Reply with one number: the count of lines in the data that hold the string "this".
+++ RECORDS FOR THE EXERCISE
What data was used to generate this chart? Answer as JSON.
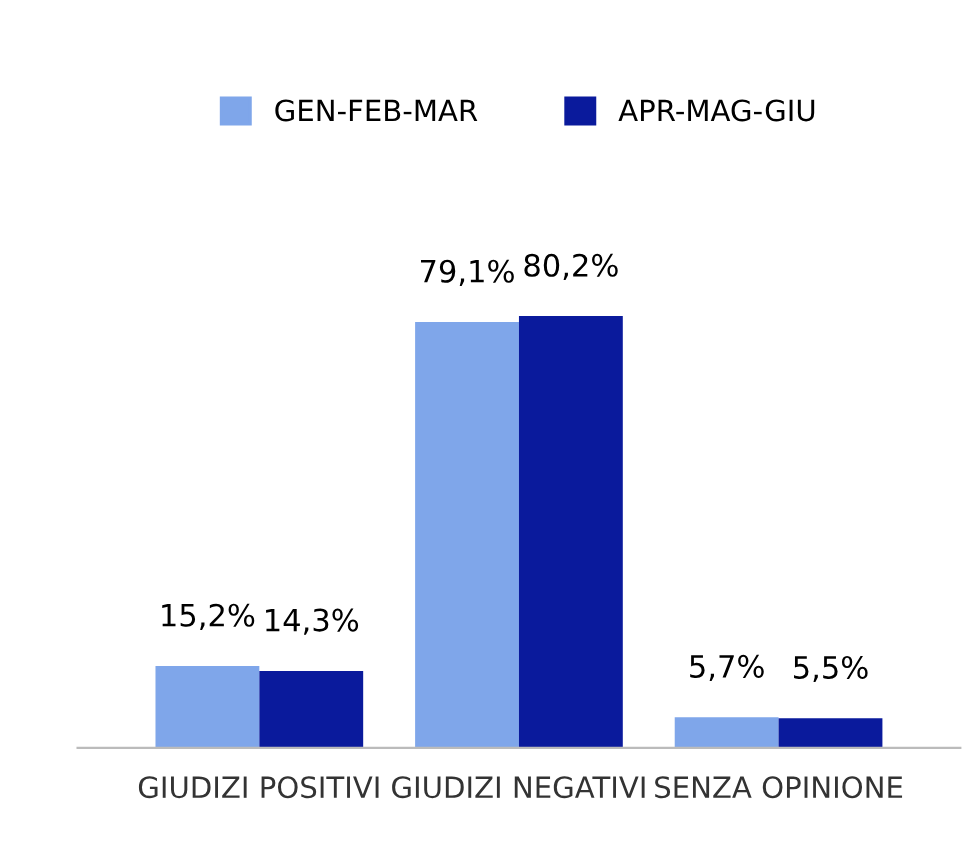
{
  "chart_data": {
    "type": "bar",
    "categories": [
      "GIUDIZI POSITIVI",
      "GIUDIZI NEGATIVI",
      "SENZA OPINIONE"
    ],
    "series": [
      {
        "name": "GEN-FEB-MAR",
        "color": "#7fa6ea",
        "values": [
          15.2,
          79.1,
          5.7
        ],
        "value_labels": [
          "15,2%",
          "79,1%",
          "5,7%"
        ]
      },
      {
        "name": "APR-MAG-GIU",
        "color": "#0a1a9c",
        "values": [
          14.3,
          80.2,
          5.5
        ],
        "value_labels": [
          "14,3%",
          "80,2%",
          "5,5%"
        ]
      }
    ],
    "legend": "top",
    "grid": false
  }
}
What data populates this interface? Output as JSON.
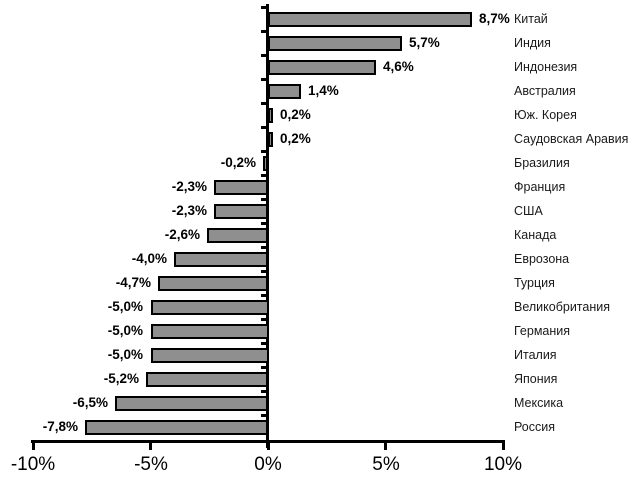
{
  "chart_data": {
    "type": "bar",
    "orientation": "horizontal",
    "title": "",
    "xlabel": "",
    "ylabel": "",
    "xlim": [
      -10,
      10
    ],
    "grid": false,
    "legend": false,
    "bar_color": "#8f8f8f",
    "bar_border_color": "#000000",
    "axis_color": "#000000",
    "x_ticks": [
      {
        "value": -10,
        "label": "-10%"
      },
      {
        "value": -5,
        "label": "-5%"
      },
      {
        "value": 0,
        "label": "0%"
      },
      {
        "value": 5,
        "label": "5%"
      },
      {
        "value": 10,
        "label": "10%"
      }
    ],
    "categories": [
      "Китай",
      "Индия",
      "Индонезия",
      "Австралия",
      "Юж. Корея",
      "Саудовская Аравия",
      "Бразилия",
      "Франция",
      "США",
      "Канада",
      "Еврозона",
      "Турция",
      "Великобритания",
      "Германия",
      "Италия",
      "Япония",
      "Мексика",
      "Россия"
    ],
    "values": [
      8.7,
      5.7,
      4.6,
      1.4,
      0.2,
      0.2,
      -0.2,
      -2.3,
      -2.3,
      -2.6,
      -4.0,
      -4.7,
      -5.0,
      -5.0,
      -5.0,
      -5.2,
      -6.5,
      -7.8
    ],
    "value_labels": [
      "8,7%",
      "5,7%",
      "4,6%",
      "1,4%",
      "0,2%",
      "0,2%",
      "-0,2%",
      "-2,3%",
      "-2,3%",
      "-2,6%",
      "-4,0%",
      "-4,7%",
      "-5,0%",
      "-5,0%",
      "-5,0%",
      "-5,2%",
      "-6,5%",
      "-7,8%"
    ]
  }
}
++++++
- [THE RESULT]:
2